## Job:
Output the material below unchanged, apart from leaving out the pictures.

## Given entries:

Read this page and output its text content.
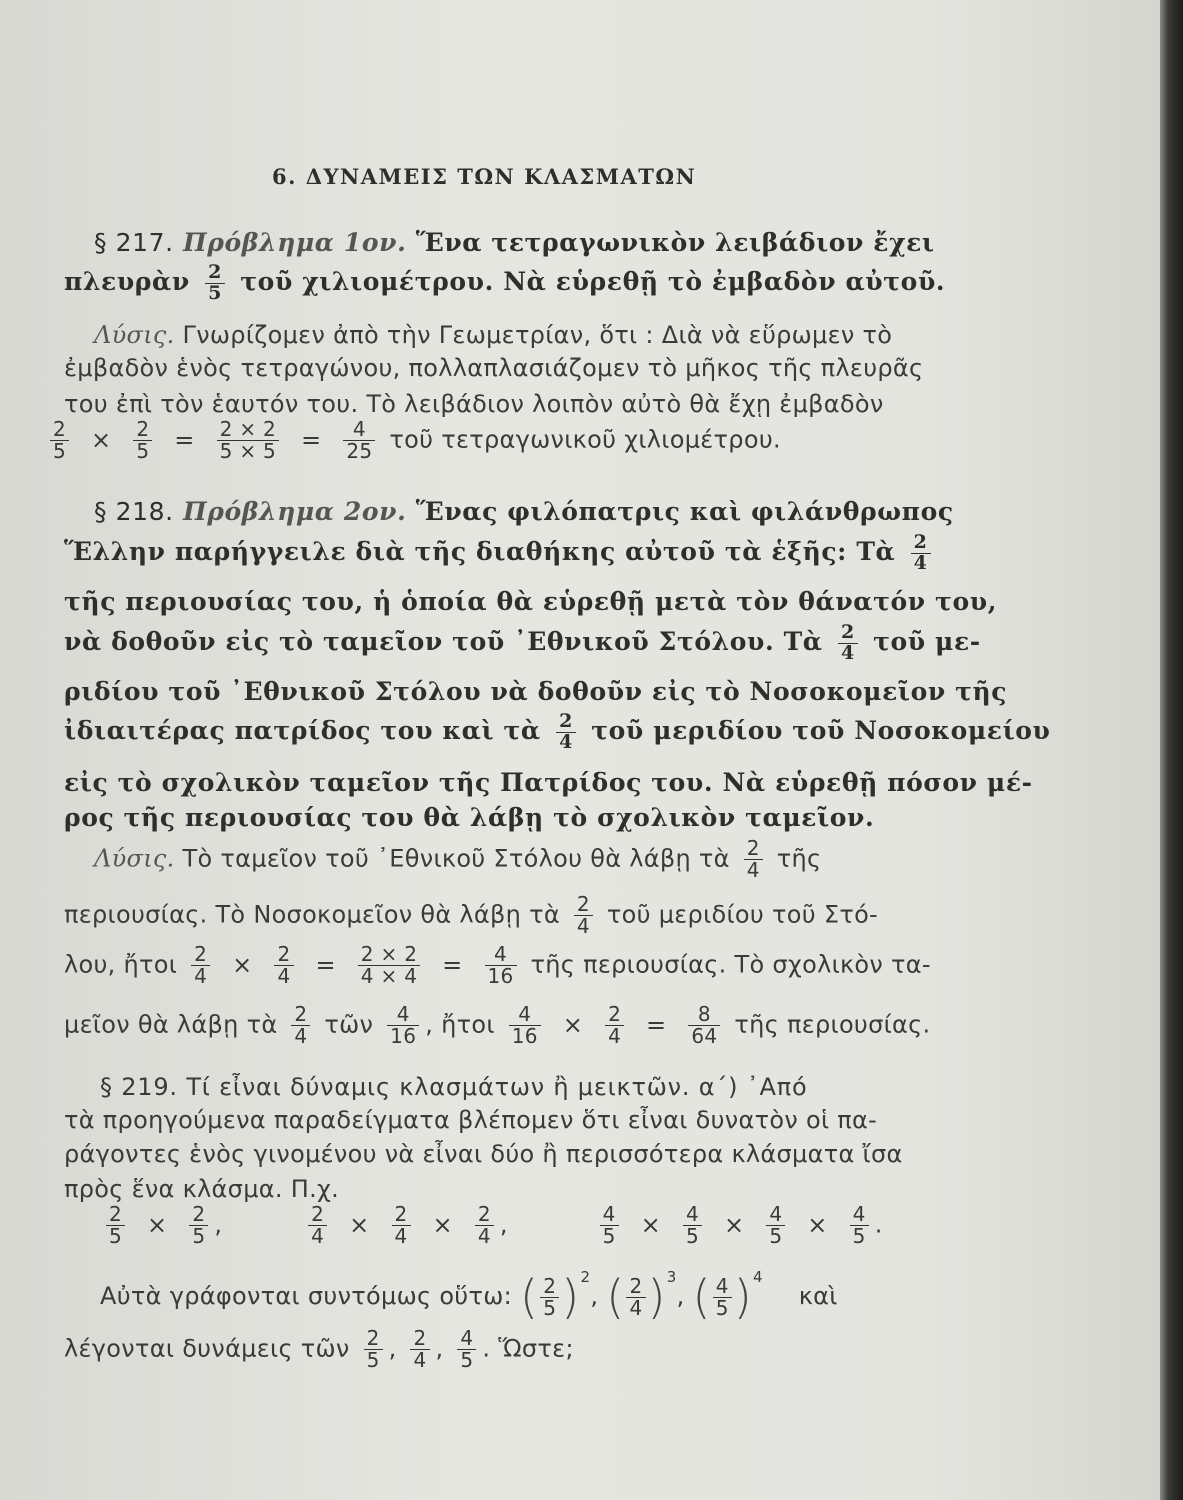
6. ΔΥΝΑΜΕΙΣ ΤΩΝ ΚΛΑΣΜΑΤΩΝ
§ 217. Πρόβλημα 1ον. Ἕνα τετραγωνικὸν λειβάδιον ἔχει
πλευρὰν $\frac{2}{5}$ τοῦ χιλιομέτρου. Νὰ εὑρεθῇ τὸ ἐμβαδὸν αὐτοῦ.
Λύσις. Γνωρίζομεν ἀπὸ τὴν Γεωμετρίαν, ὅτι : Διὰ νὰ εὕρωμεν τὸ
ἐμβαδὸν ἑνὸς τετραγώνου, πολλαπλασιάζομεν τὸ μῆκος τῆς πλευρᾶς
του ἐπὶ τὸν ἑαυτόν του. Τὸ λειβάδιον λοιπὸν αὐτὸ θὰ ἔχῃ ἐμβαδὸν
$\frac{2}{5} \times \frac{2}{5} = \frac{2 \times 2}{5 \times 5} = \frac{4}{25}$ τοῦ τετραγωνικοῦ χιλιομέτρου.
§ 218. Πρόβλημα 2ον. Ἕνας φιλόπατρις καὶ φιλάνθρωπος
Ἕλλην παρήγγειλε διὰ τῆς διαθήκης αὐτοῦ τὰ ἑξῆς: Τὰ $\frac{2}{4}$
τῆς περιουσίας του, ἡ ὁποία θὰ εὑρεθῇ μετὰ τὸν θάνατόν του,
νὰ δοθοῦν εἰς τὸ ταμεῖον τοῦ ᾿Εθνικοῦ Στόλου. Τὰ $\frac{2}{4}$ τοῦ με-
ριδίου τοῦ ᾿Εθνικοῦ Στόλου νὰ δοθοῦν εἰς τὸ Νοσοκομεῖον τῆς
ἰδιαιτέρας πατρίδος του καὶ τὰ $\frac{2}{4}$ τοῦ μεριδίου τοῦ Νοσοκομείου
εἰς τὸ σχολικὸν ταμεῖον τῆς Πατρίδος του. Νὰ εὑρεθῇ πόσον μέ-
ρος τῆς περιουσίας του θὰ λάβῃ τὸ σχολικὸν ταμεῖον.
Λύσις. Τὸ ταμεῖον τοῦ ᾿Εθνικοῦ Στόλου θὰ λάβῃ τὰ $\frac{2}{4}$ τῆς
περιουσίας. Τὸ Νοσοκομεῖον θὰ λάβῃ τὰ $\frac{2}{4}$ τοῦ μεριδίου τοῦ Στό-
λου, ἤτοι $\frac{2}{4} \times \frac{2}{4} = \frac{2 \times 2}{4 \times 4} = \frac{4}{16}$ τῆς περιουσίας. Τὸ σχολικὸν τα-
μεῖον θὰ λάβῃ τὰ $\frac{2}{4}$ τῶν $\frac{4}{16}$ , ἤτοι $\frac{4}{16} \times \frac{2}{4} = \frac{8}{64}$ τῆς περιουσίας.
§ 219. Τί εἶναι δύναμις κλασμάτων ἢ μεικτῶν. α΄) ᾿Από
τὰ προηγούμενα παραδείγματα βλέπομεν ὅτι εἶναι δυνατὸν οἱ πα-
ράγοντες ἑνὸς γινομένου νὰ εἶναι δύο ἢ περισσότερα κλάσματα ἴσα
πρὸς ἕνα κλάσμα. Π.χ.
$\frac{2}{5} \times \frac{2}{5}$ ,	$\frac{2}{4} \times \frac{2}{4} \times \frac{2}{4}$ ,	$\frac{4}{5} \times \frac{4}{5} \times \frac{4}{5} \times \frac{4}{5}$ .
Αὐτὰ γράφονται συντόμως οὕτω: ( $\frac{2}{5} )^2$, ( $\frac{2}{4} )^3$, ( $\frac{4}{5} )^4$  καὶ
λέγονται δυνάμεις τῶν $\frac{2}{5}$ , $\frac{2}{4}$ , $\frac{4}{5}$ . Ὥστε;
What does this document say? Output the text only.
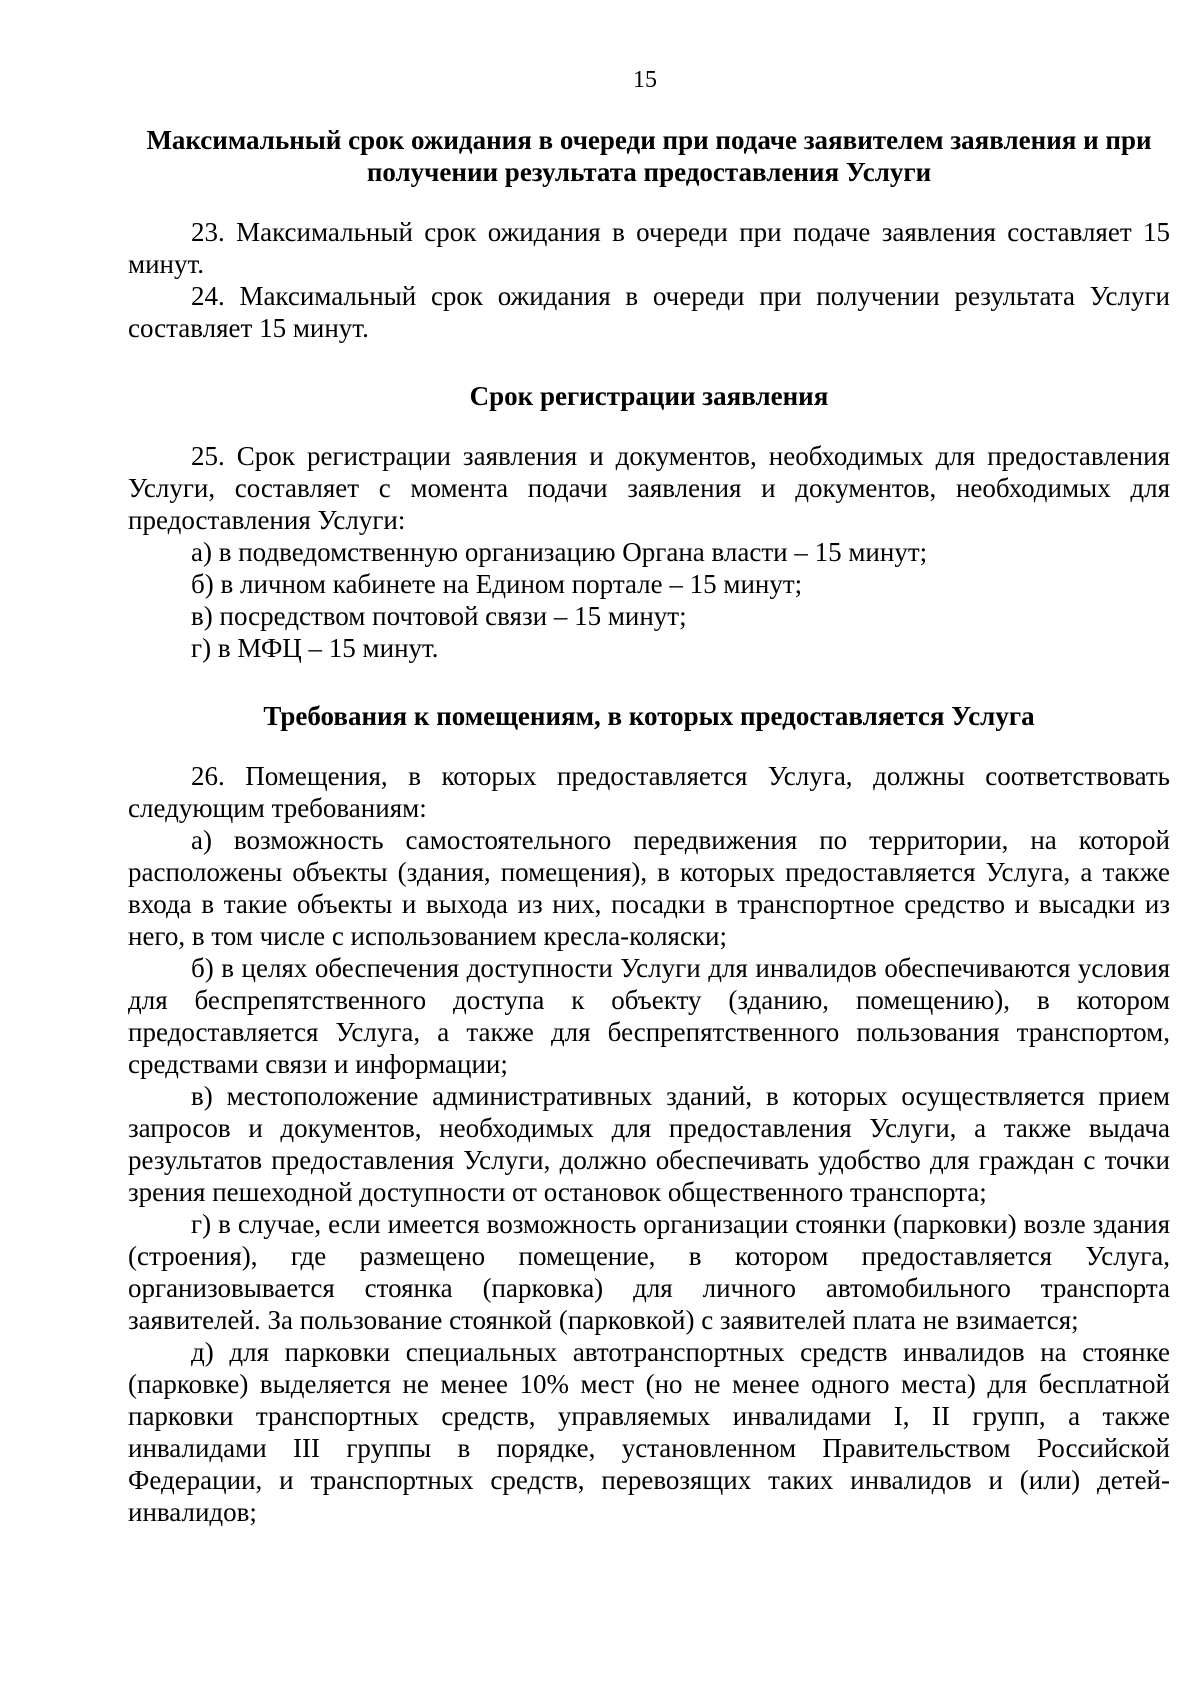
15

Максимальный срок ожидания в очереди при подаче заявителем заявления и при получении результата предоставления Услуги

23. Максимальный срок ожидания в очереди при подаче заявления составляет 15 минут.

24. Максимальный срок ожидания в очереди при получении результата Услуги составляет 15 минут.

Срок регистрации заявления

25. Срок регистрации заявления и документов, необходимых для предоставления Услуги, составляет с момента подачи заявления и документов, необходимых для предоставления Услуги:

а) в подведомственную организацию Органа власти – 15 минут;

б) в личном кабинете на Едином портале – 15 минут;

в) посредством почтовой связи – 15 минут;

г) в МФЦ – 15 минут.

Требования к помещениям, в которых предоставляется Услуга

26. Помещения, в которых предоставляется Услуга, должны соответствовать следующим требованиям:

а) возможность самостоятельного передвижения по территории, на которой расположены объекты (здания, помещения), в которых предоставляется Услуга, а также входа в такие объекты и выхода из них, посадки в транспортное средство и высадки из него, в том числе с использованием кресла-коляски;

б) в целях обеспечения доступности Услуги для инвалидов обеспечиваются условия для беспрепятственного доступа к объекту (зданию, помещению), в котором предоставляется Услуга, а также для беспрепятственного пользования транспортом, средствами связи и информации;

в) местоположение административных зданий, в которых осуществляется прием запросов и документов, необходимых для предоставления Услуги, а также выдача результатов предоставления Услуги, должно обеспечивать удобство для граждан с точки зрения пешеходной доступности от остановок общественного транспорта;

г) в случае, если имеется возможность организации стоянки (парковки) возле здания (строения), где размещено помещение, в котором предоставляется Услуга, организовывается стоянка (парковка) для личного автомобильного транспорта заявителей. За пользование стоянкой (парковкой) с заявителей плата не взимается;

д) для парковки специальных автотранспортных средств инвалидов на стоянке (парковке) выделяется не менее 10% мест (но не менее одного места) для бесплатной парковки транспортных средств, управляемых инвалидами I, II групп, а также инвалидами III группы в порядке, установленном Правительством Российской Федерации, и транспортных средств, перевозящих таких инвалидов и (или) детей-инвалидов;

## Solution:
Read this page and output its text content.
6. ΔΥΝΑΜΕΙΣ ΤΩΝ ΚΛΑΣΜΑΤΩΝ
§ 217. Πρόβλημα 1ον. Ἕνα τετραγωνικὸν λειβάδιον ἔχει
πλευρὰν $\frac{2}{5}$ τοῦ χιλιομέτρου. Νὰ εὑρεθῇ τὸ ἐμβαδὸν αὐτοῦ.
Λύσις. Γνωρίζομεν ἀπὸ τὴν Γεωμετρίαν, ὅτι : Διὰ νὰ εὕρωμεν τὸ
ἐμβαδὸν ἑνὸς τετραγώνου, πολλαπλασιάζομεν τὸ μῆκος τῆς πλευρᾶς
του ἐπὶ τὸν ἑαυτόν του. Τὸ λειβάδιον λοιπὸν αὐτὸ θὰ ἔχῃ ἐμβαδὸν
$\frac{2}{5} \times \frac{2}{5} = \frac{2 \times 2}{5 \times 5} = \frac{4}{25}$ τοῦ τετραγωνικοῦ χιλιομέτρου.
§ 218. Πρόβλημα 2ον. Ἕνας φιλόπατρις καὶ φιλάνθρωπος
Ἕλλην παρήγγειλε διὰ τῆς διαθήκης αὐτοῦ τὰ ἑξῆς: Τὰ $\frac{2}{4}$
τῆς περιουσίας του, ἡ ὁποία θὰ εὑρεθῇ μετὰ τὸν θάνατόν του,
νὰ δοθοῦν εἰς τὸ ταμεῖον τοῦ ᾿Εθνικοῦ Στόλου. Τὰ $\frac{2}{4}$ τοῦ με-
ριδίου τοῦ ᾿Εθνικοῦ Στόλου νὰ δοθοῦν εἰς τὸ Νοσοκομεῖον τῆς
ἰδιαιτέρας πατρίδος του καὶ τὰ $\frac{2}{4}$ τοῦ μεριδίου τοῦ Νοσοκομείου
εἰς τὸ σχολικὸν ταμεῖον τῆς Πατρίδος του. Νὰ εὑρεθῇ πόσον μέ-
ρος τῆς περιουσίας του θὰ λάβῃ τὸ σχολικὸν ταμεῖον.
Λύσις. Τὸ ταμεῖον τοῦ ᾿Εθνικοῦ Στόλου θὰ λάβῃ τὰ $\frac{2}{4}$ τῆς
περιουσίας. Τὸ Νοσοκομεῖον θὰ λάβῃ τὰ $\frac{2}{4}$ τοῦ μεριδίου τοῦ Στό-
λου, ἤτοι $\frac{2}{4} \times \frac{2}{4} = \frac{2 \times 2}{4 \times 4} = \frac{4}{16}$ τῆς περιουσίας. Τὸ σχολικὸν τα-
μεῖον θὰ λάβῃ τὰ $\frac{2}{4}$ τῶν $\frac{4}{16}$ , ἤτοι $\frac{4}{16} \times \frac{2}{4} = \frac{8}{64}$ τῆς περιουσίας.
§ 219. Τί εἶναι δύναμις κλασμάτων ἢ μεικτῶν. α΄) ᾿Από
τὰ προηγούμενα παραδείγματα βλέπομεν ὅτι εἶναι δυνατὸν οἱ πα-
ράγοντες ἑνὸς γινομένου νὰ εἶναι δύο ἢ περισσότερα κλάσματα ἴσα
πρὸς ἕνα κλάσμα. Π.χ.
$\frac{2}{5} \times \frac{2}{5}$ ,	$\frac{2}{4} \times \frac{2}{4} \times \frac{2}{4}$ ,	$\frac{4}{5} \times \frac{4}{5} \times \frac{4}{5} \times \frac{4}{5}$ .
Αὐτὰ γράφονται συντόμως οὕτω: ( $\frac{2}{5} )^2$, ( $\frac{2}{4} )^3$, ( $\frac{4}{5} )^4$  καὶ
λέγονται δυνάμεις τῶν $\frac{2}{5}$ , $\frac{2}{4}$ , $\frac{4}{5}$ . Ὥστε;
What does this document say? Output the text only.
15

Максимальный срок ожидания в очереди при подаче заявителем заявления и при получении результата предоставления Услуги

23. Максимальный срок ожидания в очереди при подаче заявления составляет 15 минут.

24. Максимальный срок ожидания в очереди при получении результата Услуги составляет 15 минут.

Срок регистрации заявления

25. Срок регистрации заявления и документов, необходимых для предоставления Услуги, составляет с момента подачи заявления и документов, необходимых для предоставления Услуги:

а) в подведомственную организацию Органа власти – 15 минут;

б) в личном кабинете на Едином портале – 15 минут;

в) посредством почтовой связи – 15 минут;

г) в МФЦ – 15 минут.

Требования к помещениям, в которых предоставляется Услуга

26. Помещения, в которых предоставляется Услуга, должны соответствовать следующим требованиям:

а) возможность самостоятельного передвижения по территории, на которой расположены объекты (здания, помещения), в которых предоставляется Услуга, а также входа в такие объекты и выхода из них, посадки в транспортное средство и высадки из него, в том числе с использованием кресла-коляски;

б) в целях обеспечения доступности Услуги для инвалидов обеспечиваются условия для беспрепятственного доступа к объекту (зданию, помещению), в котором предоставляется Услуга, а также для беспрепятственного пользования транспортом, средствами связи и информации;

в) местоположение административных зданий, в которых осуществляется прием запросов и документов, необходимых для предоставления Услуги, а также выдача результатов предоставления Услуги, должно обеспечивать удобство для граждан с точки зрения пешеходной доступности от остановок общественного транспорта;

г) в случае, если имеется возможность организации стоянки (парковки) возле здания (строения), где размещено помещение, в котором предоставляется Услуга, организовывается стоянка (парковка) для личного автомобильного транспорта заявителей. За пользование стоянкой (парковкой) с заявителей плата не взимается;

д) для парковки специальных автотранспортных средств инвалидов на стоянке (парковке) выделяется не менее 10% мест (но не менее одного места) для бесплатной парковки транспортных средств, управляемых инвалидами I, II групп, а также инвалидами III группы в порядке, установленном Правительством Российской Федерации, и транспортных средств, перевозящих таких инвалидов и (или) детей-инвалидов;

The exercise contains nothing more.